(Saved entries)
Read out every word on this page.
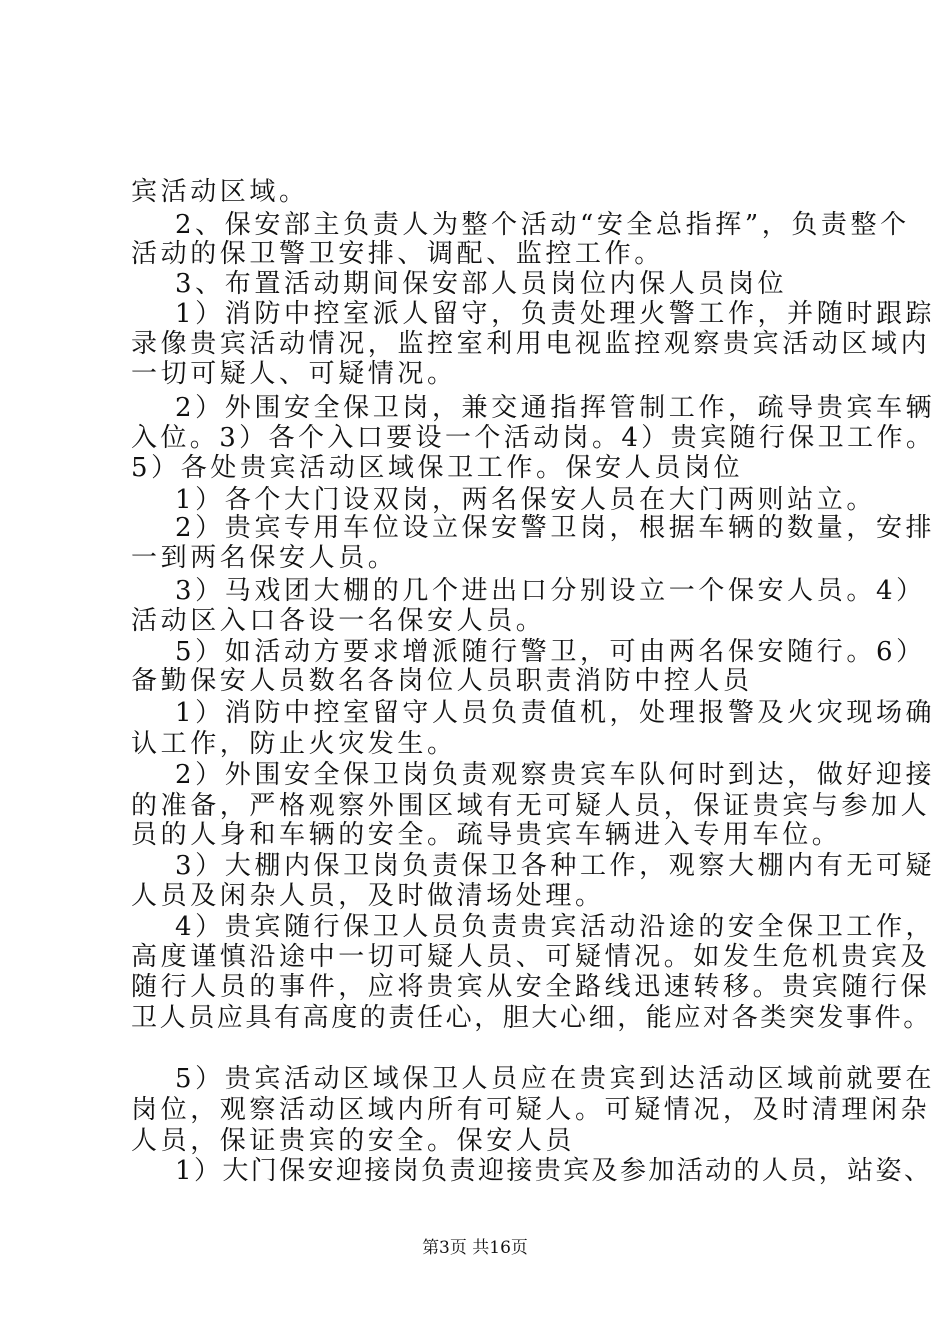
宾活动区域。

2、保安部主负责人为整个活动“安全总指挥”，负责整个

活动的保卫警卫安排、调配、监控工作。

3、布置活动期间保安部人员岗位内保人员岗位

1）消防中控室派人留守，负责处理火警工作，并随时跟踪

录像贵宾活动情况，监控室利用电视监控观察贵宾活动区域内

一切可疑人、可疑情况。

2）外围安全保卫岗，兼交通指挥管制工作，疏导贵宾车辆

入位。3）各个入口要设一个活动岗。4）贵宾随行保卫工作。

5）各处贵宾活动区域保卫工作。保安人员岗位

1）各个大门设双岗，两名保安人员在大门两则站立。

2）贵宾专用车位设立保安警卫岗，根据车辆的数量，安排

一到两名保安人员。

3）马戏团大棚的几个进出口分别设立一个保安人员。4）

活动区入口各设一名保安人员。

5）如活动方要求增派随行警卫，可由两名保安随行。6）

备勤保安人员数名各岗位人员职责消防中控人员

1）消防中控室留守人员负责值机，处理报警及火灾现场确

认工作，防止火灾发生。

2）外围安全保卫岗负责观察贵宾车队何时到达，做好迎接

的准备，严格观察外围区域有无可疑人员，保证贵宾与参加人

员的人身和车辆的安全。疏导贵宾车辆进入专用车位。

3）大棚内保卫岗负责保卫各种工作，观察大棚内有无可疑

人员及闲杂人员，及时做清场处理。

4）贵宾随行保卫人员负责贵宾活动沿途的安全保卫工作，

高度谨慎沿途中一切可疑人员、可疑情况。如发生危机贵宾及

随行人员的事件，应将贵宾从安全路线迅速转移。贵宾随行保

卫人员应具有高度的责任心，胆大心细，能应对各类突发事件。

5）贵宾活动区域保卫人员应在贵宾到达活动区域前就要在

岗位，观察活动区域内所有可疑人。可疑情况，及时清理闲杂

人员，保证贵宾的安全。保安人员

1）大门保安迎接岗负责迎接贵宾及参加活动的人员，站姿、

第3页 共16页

## Exercise objective:
Set down every entry word for word, but omit the pictures.

## Task solution:
Read out every word on this page.
宾活动区域。

2、保安部主负责人为整个活动“安全总指挥”，负责整个

活动的保卫警卫安排、调配、监控工作。

3、布置活动期间保安部人员岗位内保人员岗位

1）消防中控室派人留守，负责处理火警工作，并随时跟踪

录像贵宾活动情况，监控室利用电视监控观察贵宾活动区域内

一切可疑人、可疑情况。

2）外围安全保卫岗，兼交通指挥管制工作，疏导贵宾车辆

入位。3）各个入口要设一个活动岗。4）贵宾随行保卫工作。

5）各处贵宾活动区域保卫工作。保安人员岗位

1）各个大门设双岗，两名保安人员在大门两则站立。

2）贵宾专用车位设立保安警卫岗，根据车辆的数量，安排

一到两名保安人员。

3）马戏团大棚的几个进出口分别设立一个保安人员。4）

活动区入口各设一名保安人员。

5）如活动方要求增派随行警卫，可由两名保安随行。6）

备勤保安人员数名各岗位人员职责消防中控人员

1）消防中控室留守人员负责值机，处理报警及火灾现场确

认工作，防止火灾发生。

2）外围安全保卫岗负责观察贵宾车队何时到达，做好迎接

的准备，严格观察外围区域有无可疑人员，保证贵宾与参加人

员的人身和车辆的安全。疏导贵宾车辆进入专用车位。

3）大棚内保卫岗负责保卫各种工作，观察大棚内有无可疑

人员及闲杂人员，及时做清场处理。

4）贵宾随行保卫人员负责贵宾活动沿途的安全保卫工作，

高度谨慎沿途中一切可疑人员、可疑情况。如发生危机贵宾及

随行人员的事件，应将贵宾从安全路线迅速转移。贵宾随行保

卫人员应具有高度的责任心，胆大心细，能应对各类突发事件。

5）贵宾活动区域保卫人员应在贵宾到达活动区域前就要在

岗位，观察活动区域内所有可疑人。可疑情况，及时清理闲杂

人员，保证贵宾的安全。保安人员

1）大门保安迎接岗负责迎接贵宾及参加活动的人员，站姿、

第3页 共16页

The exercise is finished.